#### SUPPLIED RECORDS
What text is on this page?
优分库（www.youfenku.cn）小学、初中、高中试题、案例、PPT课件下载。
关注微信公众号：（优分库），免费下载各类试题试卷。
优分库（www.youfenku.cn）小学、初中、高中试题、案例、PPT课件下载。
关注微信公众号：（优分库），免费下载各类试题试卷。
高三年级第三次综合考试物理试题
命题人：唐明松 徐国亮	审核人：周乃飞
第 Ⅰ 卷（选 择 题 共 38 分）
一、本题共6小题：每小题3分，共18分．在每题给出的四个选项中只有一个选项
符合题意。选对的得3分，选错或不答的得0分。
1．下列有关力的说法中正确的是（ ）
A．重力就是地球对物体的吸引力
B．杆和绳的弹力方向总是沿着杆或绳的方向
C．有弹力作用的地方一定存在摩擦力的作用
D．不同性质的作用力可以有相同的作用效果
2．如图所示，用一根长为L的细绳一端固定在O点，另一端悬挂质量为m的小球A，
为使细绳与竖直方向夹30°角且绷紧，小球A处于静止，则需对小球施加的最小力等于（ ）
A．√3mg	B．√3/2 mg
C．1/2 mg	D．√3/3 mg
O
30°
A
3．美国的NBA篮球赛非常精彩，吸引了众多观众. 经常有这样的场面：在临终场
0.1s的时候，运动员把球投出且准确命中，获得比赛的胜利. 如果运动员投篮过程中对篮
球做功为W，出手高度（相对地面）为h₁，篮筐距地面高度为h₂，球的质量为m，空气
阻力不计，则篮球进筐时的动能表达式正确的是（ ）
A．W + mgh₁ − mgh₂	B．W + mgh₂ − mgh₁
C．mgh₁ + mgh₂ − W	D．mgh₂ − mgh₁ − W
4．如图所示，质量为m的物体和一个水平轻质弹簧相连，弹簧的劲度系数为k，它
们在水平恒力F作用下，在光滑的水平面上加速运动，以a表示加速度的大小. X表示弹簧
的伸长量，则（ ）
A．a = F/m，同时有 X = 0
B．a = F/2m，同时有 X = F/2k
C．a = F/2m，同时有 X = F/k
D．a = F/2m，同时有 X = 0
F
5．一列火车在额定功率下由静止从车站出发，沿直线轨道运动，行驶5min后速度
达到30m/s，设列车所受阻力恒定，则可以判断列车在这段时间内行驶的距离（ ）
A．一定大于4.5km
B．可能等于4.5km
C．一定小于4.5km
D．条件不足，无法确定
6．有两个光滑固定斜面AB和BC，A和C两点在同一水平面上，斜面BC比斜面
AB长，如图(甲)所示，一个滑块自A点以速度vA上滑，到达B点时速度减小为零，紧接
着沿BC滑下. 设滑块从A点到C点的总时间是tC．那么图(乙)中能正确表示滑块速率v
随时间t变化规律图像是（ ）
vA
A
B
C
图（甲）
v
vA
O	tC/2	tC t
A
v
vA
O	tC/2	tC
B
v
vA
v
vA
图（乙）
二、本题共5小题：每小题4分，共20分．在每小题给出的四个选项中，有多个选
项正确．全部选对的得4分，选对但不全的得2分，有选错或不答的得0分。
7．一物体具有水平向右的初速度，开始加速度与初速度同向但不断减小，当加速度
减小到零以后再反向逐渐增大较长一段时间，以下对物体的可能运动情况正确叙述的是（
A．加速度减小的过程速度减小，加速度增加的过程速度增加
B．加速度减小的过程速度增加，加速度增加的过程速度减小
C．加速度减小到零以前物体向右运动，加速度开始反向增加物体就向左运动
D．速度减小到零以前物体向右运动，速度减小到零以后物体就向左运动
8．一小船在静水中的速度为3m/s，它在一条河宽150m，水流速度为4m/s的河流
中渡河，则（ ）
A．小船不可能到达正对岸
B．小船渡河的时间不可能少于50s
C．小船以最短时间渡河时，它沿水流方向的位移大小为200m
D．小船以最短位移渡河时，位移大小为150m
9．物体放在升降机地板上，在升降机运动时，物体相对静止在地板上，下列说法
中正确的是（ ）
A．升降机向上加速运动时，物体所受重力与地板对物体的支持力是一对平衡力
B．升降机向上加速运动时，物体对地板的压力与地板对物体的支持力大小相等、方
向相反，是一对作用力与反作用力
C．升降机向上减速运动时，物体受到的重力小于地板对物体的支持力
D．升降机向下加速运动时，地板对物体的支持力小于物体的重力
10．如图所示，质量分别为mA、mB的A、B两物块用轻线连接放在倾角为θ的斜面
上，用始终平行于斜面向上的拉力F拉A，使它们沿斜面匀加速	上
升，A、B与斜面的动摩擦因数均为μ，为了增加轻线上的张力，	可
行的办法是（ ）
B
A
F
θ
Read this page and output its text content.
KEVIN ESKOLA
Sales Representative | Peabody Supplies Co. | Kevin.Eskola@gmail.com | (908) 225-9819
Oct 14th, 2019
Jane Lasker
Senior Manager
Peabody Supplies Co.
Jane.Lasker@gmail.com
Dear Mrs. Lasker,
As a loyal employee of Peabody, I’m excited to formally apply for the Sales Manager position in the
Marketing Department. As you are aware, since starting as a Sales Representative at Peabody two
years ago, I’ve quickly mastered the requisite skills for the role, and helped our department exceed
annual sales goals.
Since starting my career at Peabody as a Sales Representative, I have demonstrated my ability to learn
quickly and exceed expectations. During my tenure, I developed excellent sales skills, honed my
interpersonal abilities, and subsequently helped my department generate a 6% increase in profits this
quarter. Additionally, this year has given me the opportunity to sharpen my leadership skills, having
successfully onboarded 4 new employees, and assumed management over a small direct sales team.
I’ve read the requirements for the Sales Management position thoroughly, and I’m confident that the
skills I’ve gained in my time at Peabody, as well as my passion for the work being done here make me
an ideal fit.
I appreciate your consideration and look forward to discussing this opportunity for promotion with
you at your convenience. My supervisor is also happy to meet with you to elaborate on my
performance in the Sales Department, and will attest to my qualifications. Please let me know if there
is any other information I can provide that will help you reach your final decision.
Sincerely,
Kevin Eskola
########
● TASK GOAL: Reproduce the records word for word.

● FULL ANSWER:
What text is on this page?
优分库（www.youfenku.cn）小学、初中、高中试题、案例、PPT课件下载。
关注微信公众号：（优分库），免费下载各类试题试卷。
优分库（www.youfenku.cn）小学、初中、高中试题、案例、PPT课件下载。
关注微信公众号：（优分库），免费下载各类试题试卷。
高三年级第三次综合考试物理试题
命题人：唐明松 徐国亮	审核人：周乃飞
第 Ⅰ 卷（选 择 题 共 38 分）
一、本题共6小题：每小题3分，共18分．在每题给出的四个选项中只有一个选项
符合题意。选对的得3分，选错或不答的得0分。
1．下列有关力的说法中正确的是（ ）
A．重力就是地球对物体的吸引力
B．杆和绳的弹力方向总是沿着杆或绳的方向
C．有弹力作用的地方一定存在摩擦力的作用
D．不同性质的作用力可以有相同的作用效果
2．如图所示，用一根长为L的细绳一端固定在O点，另一端悬挂质量为m的小球A，
为使细绳与竖直方向夹30°角且绷紧，小球A处于静止，则需对小球施加的最小力等于（ ）
A．√3mg	B．√3/2 mg
C．1/2 mg	D．√3/3 mg
O
30°
A
3．美国的NBA篮球赛非常精彩，吸引了众多观众. 经常有这样的场面：在临终场
0.1s的时候，运动员把球投出且准确命中，获得比赛的胜利. 如果运动员投篮过程中对篮
球做功为W，出手高度（相对地面）为h₁，篮筐距地面高度为h₂，球的质量为m，空气
阻力不计，则篮球进筐时的动能表达式正确的是（ ）
A．W + mgh₁ − mgh₂	B．W + mgh₂ − mgh₁
C．mgh₁ + mgh₂ − W	D．mgh₂ − mgh₁ − W
4．如图所示，质量为m的物体和一个水平轻质弹簧相连，弹簧的劲度系数为k，它
们在水平恒力F作用下，在光滑的水平面上加速运动，以a表示加速度的大小. X表示弹簧
的伸长量，则（ ）
A．a = F/m，同时有 X = 0
B．a = F/2m，同时有 X = F/2k
C．a = F/2m，同时有 X = F/k
D．a = F/2m，同时有 X = 0
F
5．一列火车在额定功率下由静止从车站出发，沿直线轨道运动，行驶5min后速度
达到30m/s，设列车所受阻力恒定，则可以判断列车在这段时间内行驶的距离（ ）
A．一定大于4.5km
B．可能等于4.5km
C．一定小于4.5km
D．条件不足，无法确定
6．有两个光滑固定斜面AB和BC，A和C两点在同一水平面上，斜面BC比斜面
AB长，如图(甲)所示，一个滑块自A点以速度vA上滑，到达B点时速度减小为零，紧接
着沿BC滑下. 设滑块从A点到C点的总时间是tC．那么图(乙)中能正确表示滑块速率v
随时间t变化规律图像是（ ）
vA
A
B
C
图（甲）
v
vA
O	tC/2	tC t
A
v
vA
O	tC/2	tC
B
v
vA
v
vA
图（乙）
二、本题共5小题：每小题4分，共20分．在每小题给出的四个选项中，有多个选
项正确．全部选对的得4分，选对但不全的得2分，有选错或不答的得0分。
7．一物体具有水平向右的初速度，开始加速度与初速度同向但不断减小，当加速度
减小到零以后再反向逐渐增大较长一段时间，以下对物体的可能运动情况正确叙述的是（
A．加速度减小的过程速度减小，加速度增加的过程速度增加
B．加速度减小的过程速度增加，加速度增加的过程速度减小
C．加速度减小到零以前物体向右运动，加速度开始反向增加物体就向左运动
D．速度减小到零以前物体向右运动，速度减小到零以后物体就向左运动
8．一小船在静水中的速度为3m/s，它在一条河宽150m，水流速度为4m/s的河流
中渡河，则（ ）
A．小船不可能到达正对岸
B．小船渡河的时间不可能少于50s
C．小船以最短时间渡河时，它沿水流方向的位移大小为200m
D．小船以最短位移渡河时，位移大小为150m
9．物体放在升降机地板上，在升降机运动时，物体相对静止在地板上，下列说法
中正确的是（ ）
A．升降机向上加速运动时，物体所受重力与地板对物体的支持力是一对平衡力
B．升降机向上加速运动时，物体对地板的压力与地板对物体的支持力大小相等、方
向相反，是一对作用力与反作用力
C．升降机向上减速运动时，物体受到的重力小于地板对物体的支持力
D．升降机向下加速运动时，地板对物体的支持力小于物体的重力
10．如图所示，质量分别为mA、mB的A、B两物块用轻线连接放在倾角为θ的斜面
上，用始终平行于斜面向上的拉力F拉A，使它们沿斜面匀加速	上
升，A、B与斜面的动摩擦因数均为μ，为了增加轻线上的张力，	可
行的办法是（ ）
B
A
F
θ
Read this page and output its text content.
KEVIN ESKOLA
Sales Representative | Peabody Supplies Co. | Kevin.Eskola@gmail.com | (908) 225-9819
Oct 14th, 2019
Jane Lasker
Senior Manager
Peabody Supplies Co.
Jane.Lasker@gmail.com
Dear Mrs. Lasker,
As a loyal employee of Peabody, I’m excited to formally apply for the Sales Manager position in the
Marketing Department. As you are aware, since starting as a Sales Representative at Peabody two
years ago, I’ve quickly mastered the requisite skills for the role, and helped our department exceed
annual sales goals.
Since starting my career at Peabody as a Sales Representative, I have demonstrated my ability to learn
quickly and exceed expectations. During my tenure, I developed excellent sales skills, honed my
interpersonal abilities, and subsequently helped my department generate a 6% increase in profits this
quarter. Additionally, this year has given me the opportunity to sharpen my leadership skills, having
successfully onboarded 4 new employees, and assumed management over a small direct sales team.
I’ve read the requirements for the Sales Management position thoroughly, and I’m confident that the
skills I’ve gained in my time at Peabody, as well as my passion for the work being done here make me
an ideal fit.
I appreciate your consideration and look forward to discussing this opportunity for promotion with
you at your convenience. My supervisor is also happy to meet with you to elaborate on my
performance in the Sales Department, and will attest to my qualifications. Please let me know if there
is any other information I can provide that will help you reach your final decision.
Sincerely,
Kevin Eskola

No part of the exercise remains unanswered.